*What is asked*:
In the listing below, pick out lines with "that".

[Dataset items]
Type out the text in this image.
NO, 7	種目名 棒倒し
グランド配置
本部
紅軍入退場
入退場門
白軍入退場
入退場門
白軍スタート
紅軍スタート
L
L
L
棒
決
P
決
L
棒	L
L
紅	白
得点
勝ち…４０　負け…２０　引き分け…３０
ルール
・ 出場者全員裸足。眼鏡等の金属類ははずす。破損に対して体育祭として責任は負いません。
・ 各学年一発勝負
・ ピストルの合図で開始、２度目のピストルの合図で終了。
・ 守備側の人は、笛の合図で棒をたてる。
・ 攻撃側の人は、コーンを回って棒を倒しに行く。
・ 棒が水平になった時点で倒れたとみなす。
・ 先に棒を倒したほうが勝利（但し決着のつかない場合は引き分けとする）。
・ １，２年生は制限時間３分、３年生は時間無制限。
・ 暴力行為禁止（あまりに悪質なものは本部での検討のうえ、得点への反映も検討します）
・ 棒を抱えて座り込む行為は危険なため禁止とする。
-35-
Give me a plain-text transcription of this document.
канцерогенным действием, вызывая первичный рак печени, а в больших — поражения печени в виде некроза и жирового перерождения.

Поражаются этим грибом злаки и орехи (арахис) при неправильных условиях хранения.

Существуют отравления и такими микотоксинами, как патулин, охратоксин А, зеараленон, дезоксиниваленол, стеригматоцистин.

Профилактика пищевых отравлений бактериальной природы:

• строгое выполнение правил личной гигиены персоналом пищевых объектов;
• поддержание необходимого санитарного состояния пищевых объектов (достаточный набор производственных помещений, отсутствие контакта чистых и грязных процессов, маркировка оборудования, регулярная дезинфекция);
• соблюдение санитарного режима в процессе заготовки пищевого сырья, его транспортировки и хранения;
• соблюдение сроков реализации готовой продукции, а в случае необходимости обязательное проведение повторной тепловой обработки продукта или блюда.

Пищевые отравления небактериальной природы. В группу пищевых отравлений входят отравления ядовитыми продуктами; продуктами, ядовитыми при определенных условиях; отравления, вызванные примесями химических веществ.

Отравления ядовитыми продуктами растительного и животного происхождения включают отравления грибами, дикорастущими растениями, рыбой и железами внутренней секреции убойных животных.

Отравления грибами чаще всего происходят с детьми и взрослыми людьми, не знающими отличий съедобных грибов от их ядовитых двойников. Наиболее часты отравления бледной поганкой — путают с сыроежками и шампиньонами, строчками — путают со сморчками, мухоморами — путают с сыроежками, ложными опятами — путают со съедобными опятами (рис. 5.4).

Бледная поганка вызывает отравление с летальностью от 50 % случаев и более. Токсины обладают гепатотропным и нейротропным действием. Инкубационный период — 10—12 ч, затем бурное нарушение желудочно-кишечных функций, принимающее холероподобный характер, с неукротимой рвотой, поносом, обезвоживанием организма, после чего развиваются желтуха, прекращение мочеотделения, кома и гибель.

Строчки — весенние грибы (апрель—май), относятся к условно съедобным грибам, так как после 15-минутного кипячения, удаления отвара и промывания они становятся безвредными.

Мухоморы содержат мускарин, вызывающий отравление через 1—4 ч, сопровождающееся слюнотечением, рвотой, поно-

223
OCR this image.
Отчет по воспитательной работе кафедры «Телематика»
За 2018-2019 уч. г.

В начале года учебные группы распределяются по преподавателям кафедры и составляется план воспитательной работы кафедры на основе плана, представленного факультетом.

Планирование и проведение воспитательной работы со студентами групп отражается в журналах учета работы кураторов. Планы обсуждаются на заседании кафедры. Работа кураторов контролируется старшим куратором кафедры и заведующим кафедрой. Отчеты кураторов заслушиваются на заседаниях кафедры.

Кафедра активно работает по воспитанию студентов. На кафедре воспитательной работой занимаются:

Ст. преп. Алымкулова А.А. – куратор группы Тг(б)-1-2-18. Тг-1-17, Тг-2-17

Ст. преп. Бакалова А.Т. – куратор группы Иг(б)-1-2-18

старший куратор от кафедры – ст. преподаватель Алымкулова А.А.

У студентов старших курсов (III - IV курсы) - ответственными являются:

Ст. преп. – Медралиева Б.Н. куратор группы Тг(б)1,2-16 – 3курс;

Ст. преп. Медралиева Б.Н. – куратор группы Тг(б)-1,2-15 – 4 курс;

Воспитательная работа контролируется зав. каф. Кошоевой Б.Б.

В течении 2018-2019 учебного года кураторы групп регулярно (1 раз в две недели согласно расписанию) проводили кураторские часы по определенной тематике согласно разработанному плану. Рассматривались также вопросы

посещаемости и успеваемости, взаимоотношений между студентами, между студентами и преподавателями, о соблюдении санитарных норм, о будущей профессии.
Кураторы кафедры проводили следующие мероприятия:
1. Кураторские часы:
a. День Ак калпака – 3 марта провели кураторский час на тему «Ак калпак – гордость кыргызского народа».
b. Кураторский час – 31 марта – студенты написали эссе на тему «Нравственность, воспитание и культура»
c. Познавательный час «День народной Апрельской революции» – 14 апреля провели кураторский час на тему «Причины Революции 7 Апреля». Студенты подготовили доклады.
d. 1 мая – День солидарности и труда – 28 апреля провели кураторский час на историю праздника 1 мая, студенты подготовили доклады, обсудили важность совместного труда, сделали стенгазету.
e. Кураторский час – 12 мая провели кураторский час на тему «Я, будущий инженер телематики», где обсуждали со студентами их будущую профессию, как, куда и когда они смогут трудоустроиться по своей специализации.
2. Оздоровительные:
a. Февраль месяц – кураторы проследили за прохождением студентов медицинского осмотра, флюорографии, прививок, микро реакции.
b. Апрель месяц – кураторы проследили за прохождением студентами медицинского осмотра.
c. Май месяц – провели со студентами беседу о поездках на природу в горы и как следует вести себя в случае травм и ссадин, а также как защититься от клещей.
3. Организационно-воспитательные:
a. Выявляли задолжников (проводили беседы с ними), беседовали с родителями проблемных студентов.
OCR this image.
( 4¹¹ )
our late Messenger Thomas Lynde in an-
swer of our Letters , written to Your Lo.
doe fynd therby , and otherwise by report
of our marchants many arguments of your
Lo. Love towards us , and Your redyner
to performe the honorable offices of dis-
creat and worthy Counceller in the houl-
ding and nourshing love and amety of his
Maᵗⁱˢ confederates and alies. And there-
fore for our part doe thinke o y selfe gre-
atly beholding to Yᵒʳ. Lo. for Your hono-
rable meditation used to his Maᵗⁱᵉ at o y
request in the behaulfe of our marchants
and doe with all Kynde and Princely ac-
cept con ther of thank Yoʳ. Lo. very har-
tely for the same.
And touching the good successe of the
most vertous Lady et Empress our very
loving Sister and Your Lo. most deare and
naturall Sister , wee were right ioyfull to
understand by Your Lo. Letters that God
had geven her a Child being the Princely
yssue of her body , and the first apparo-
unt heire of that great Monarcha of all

*Full answer*:
understand by Your Lo. Letters that God
unt heire of that great Monarcha of all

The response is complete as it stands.